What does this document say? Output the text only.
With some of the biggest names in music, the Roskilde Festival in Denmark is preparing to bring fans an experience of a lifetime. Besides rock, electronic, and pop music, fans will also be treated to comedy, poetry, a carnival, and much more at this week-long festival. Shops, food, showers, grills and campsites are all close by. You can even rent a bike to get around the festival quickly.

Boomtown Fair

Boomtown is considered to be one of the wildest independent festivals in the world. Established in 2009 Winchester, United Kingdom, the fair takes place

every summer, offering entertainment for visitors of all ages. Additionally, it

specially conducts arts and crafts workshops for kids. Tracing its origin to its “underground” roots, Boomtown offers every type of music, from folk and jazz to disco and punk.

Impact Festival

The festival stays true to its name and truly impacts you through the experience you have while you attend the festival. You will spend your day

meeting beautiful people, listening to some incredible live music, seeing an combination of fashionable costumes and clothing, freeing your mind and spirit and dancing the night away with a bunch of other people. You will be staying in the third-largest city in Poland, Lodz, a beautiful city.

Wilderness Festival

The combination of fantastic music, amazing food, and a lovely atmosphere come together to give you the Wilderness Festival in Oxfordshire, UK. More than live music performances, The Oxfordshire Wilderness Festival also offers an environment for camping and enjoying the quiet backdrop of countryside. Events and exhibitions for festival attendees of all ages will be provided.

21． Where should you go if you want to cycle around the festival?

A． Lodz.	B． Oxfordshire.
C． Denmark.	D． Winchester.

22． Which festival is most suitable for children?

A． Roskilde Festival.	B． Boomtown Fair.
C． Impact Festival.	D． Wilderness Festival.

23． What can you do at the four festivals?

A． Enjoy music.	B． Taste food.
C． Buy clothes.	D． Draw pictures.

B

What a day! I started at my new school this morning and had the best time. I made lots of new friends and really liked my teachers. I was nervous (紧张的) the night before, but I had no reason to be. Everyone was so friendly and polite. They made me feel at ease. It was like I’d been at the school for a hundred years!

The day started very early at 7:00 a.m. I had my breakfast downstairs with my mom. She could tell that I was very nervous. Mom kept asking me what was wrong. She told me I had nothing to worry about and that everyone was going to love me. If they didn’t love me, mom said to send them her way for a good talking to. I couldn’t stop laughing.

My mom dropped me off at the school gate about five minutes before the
•••
◆ TASK DETAILS ◆
Return all the data above once more, precisely as given.

◆ ANSWER TO THE PROBLEM ◆
What does this document say? Output the text only.
With some of the biggest names in music, the Roskilde Festival in Denmark is preparing to bring fans an experience of a lifetime. Besides rock, electronic, and pop music, fans will also be treated to comedy, poetry, a carnival, and much more at this week-long festival. Shops, food, showers, grills and campsites are all close by. You can even rent a bike to get around the festival quickly.

Boomtown Fair

Boomtown is considered to be one of the wildest independent festivals in the world. Established in 2009 Winchester, United Kingdom, the fair takes place

every summer, offering entertainment for visitors of all ages. Additionally, it

specially conducts arts and crafts workshops for kids. Tracing its origin to its “underground” roots, Boomtown offers every type of music, from folk and jazz to disco and punk.

Impact Festival

The festival stays true to its name and truly impacts you through the experience you have while you attend the festival. You will spend your day

meeting beautiful people, listening to some incredible live music, seeing an combination of fashionable costumes and clothing, freeing your mind and spirit and dancing the night away with a bunch of other people. You will be staying in the third-largest city in Poland, Lodz, a beautiful city.

Wilderness Festival

The combination of fantastic music, amazing food, and a lovely atmosphere come together to give you the Wilderness Festival in Oxfordshire, UK. More than live music performances, The Oxfordshire Wilderness Festival also offers an environment for camping and enjoying the quiet backdrop of countryside. Events and exhibitions for festival attendees of all ages will be provided.

21． Where should you go if you want to cycle around the festival?

A． Lodz.	B． Oxfordshire.
C． Denmark.	D． Winchester.

22． Which festival is most suitable for children?

A． Roskilde Festival.	B． Boomtown Fair.
C． Impact Festival.	D． Wilderness Festival.

23． What can you do at the four festivals?

A． Enjoy music.	B． Taste food.
C． Buy clothes.	D． Draw pictures.

B

What a day! I started at my new school this morning and had the best time. I made lots of new friends and really liked my teachers. I was nervous (紧张的) the night before, but I had no reason to be. Everyone was so friendly and polite. They made me feel at ease. It was like I’d been at the school for a hundred years!

The day started very early at 7:00 a.m. I had my breakfast downstairs with my mom. She could tell that I was very nervous. Mom kept asking me what was wrong. She told me I had nothing to worry about and that everyone was going to love me. If they didn’t love me, mom said to send them her way for a good talking to. I couldn’t stop laughing.

My mom dropped me off at the school gate about five minutes before the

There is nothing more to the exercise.